● EXERCISE MATERIAL
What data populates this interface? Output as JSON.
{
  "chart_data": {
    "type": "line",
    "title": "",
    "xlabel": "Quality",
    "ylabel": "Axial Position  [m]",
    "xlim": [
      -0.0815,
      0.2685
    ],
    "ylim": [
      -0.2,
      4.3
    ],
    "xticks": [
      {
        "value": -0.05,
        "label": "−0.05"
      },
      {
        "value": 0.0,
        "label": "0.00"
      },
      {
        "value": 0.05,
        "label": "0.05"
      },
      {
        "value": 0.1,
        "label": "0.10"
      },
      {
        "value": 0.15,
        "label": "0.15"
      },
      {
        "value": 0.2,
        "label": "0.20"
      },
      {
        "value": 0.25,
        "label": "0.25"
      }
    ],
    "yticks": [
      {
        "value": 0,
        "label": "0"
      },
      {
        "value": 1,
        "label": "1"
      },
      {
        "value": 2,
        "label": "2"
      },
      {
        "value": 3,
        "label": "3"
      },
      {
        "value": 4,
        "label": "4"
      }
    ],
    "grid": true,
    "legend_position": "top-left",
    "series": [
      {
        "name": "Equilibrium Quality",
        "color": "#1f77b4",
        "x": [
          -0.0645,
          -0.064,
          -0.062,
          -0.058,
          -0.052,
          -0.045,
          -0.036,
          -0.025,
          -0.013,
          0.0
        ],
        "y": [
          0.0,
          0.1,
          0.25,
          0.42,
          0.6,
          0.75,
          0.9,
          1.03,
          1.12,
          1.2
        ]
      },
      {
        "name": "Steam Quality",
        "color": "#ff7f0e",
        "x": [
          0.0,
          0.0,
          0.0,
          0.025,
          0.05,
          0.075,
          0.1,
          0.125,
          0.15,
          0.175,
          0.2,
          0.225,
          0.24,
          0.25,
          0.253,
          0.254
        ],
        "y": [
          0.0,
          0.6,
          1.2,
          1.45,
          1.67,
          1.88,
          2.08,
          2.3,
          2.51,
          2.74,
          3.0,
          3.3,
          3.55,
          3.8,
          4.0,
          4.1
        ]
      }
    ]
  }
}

● YOUR GOAL
Copy each record from above exactly, and include every line.

● RESPONSE TO THE TASK
What data populates this interface? Output as JSON.
{
  "chart_data": {
    "type": "line",
    "title": "",
    "xlabel": "Quality",
    "ylabel": "Axial Position  [m]",
    "xlim": [
      -0.0815,
      0.2685
    ],
    "ylim": [
      -0.2,
      4.3
    ],
    "xticks": [
      {
        "value": -0.05,
        "label": "−0.05"
      },
      {
        "value": 0.0,
        "label": "0.00"
      },
      {
        "value": 0.05,
        "label": "0.05"
      },
      {
        "value": 0.1,
        "label": "0.10"
      },
      {
        "value": 0.15,
        "label": "0.15"
      },
      {
        "value": 0.2,
        "label": "0.20"
      },
      {
        "value": 0.25,
        "label": "0.25"
      }
    ],
    "yticks": [
      {
        "value": 0,
        "label": "0"
      },
      {
        "value": 1,
        "label": "1"
      },
      {
        "value": 2,
        "label": "2"
      },
      {
        "value": 3,
        "label": "3"
      },
      {
        "value": 4,
        "label": "4"
      }
    ],
    "grid": true,
    "legend_position": "top-left",
    "series": [
      {
        "name": "Equilibrium Quality",
        "color": "#1f77b4",
        "x": [
          -0.0645,
          -0.064,
          -0.062,
          -0.058,
          -0.052,
          -0.045,
          -0.036,
          -0.025,
          -0.013,
          0.0
        ],
        "y": [
          0.0,
          0.1,
          0.25,
          0.42,
          0.6,
          0.75,
          0.9,
          1.03,
          1.12,
          1.2
        ]
      },
      {
        "name": "Steam Quality",
        "color": "#ff7f0e",
        "x": [
          0.0,
          0.0,
          0.0,
          0.025,
          0.05,
          0.075,
          0.1,
          0.125,
          0.15,
          0.175,
          0.2,
          0.225,
          0.24,
          0.25,
          0.253,
          0.254
        ],
        "y": [
          0.0,
          0.6,
          1.2,
          1.45,
          1.67,
          1.88,
          2.08,
          2.3,
          2.51,
          2.74,
          3.0,
          3.3,
          3.55,
          3.8,
          4.0,
          4.1
        ]
      }
    ]
  }
}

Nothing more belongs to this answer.